• _Input rows_:

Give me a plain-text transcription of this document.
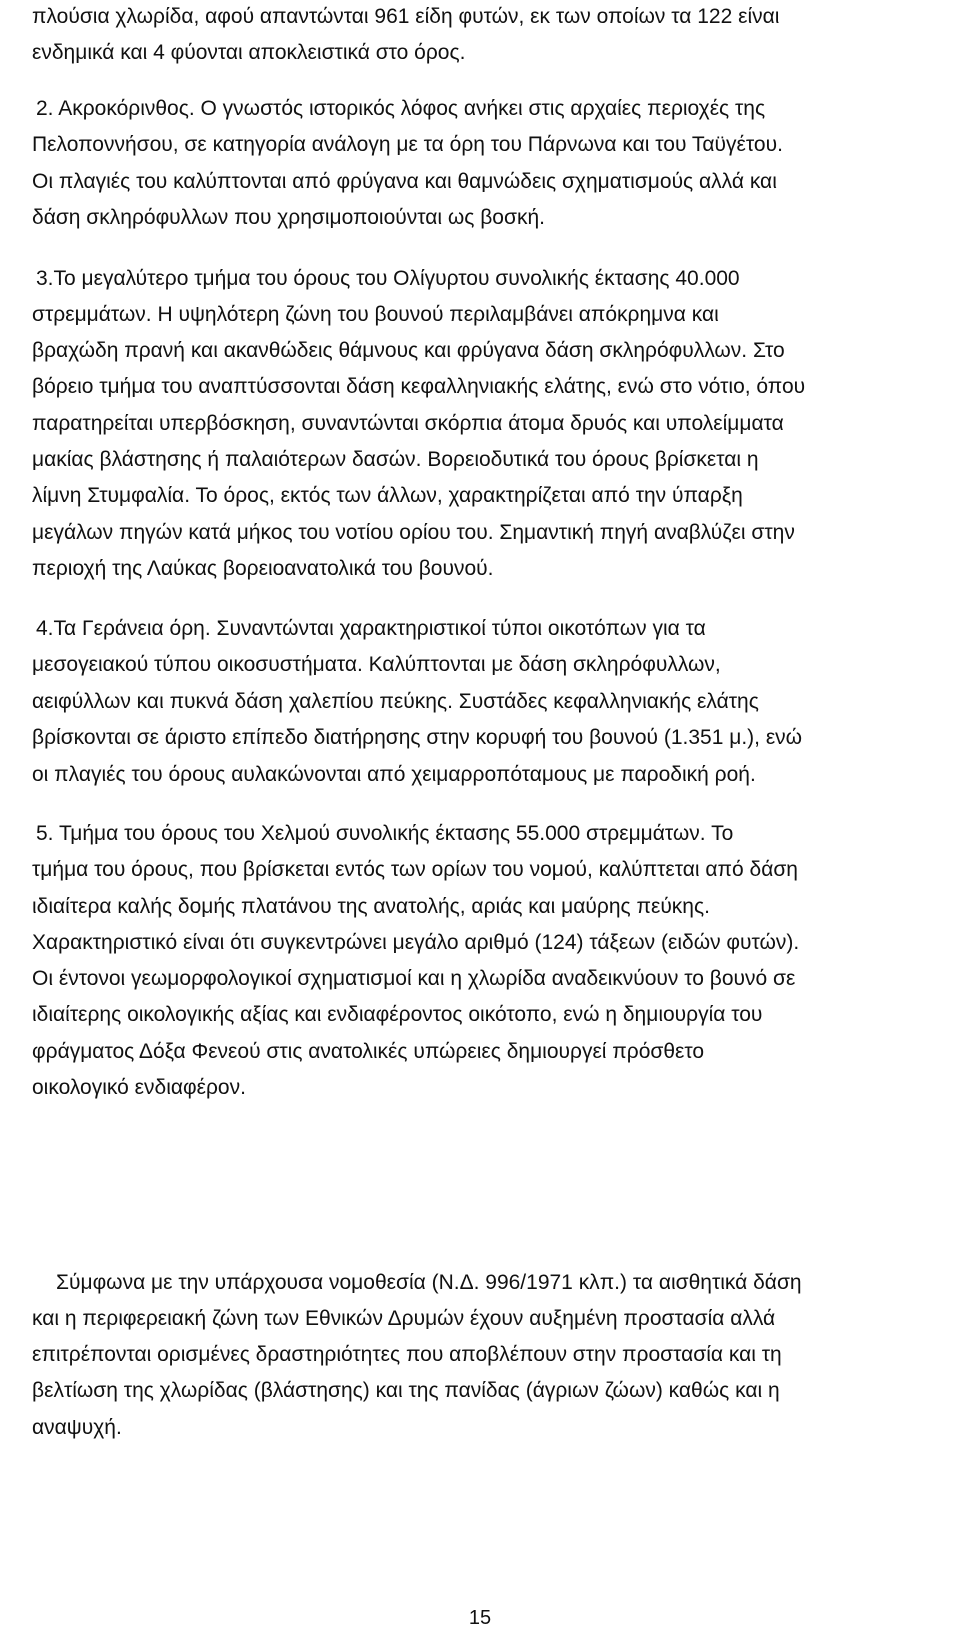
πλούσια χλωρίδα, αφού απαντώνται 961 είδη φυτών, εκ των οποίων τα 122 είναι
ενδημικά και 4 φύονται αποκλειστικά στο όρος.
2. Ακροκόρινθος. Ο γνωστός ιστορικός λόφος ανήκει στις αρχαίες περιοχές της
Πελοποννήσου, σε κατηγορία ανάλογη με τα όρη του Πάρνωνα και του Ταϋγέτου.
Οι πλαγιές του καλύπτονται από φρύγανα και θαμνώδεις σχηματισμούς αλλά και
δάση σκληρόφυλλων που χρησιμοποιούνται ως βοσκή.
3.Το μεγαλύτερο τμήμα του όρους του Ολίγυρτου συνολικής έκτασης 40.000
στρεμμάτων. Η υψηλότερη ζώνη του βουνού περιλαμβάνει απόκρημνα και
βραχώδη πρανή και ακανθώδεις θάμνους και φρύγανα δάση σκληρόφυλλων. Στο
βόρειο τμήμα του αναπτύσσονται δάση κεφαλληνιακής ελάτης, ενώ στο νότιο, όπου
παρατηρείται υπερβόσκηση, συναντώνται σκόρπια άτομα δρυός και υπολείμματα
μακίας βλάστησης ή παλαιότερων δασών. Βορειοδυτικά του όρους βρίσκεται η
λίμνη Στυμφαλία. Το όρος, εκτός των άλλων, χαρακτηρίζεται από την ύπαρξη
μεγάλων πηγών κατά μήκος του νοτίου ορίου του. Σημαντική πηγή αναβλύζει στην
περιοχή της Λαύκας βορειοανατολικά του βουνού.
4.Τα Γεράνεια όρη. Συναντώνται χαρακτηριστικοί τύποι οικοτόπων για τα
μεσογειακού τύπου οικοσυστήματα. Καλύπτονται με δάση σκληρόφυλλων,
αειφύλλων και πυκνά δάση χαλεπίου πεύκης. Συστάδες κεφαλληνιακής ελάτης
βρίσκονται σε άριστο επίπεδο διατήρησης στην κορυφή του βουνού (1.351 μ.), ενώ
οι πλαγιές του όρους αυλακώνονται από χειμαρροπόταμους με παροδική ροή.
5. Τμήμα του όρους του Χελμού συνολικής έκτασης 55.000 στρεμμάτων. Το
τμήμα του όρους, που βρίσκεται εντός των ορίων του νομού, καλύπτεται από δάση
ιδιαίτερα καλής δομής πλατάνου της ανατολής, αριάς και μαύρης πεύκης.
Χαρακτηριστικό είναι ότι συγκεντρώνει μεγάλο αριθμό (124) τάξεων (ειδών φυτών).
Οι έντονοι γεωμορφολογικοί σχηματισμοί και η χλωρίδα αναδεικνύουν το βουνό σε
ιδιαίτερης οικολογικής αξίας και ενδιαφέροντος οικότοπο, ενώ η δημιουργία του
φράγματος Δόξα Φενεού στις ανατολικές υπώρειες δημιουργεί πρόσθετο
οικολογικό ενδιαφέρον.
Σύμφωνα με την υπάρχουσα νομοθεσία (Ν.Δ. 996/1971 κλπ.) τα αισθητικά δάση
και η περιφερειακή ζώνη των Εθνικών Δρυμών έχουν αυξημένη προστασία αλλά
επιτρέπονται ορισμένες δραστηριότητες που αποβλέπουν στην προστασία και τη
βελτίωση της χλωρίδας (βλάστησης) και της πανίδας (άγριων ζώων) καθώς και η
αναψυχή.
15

• _Task to carry out_: In the records above, locate each line with the word "βρίσκεται". Copy all such lines.

• _Correct output_:
μακίας βλάστησης ή παλαιότερων δασών. Βορειοδυτικά του όρους βρίσκεται η
τμήμα του όρους, που βρίσκεται εντός των ορίων του νομού, καλύπτεται από δάση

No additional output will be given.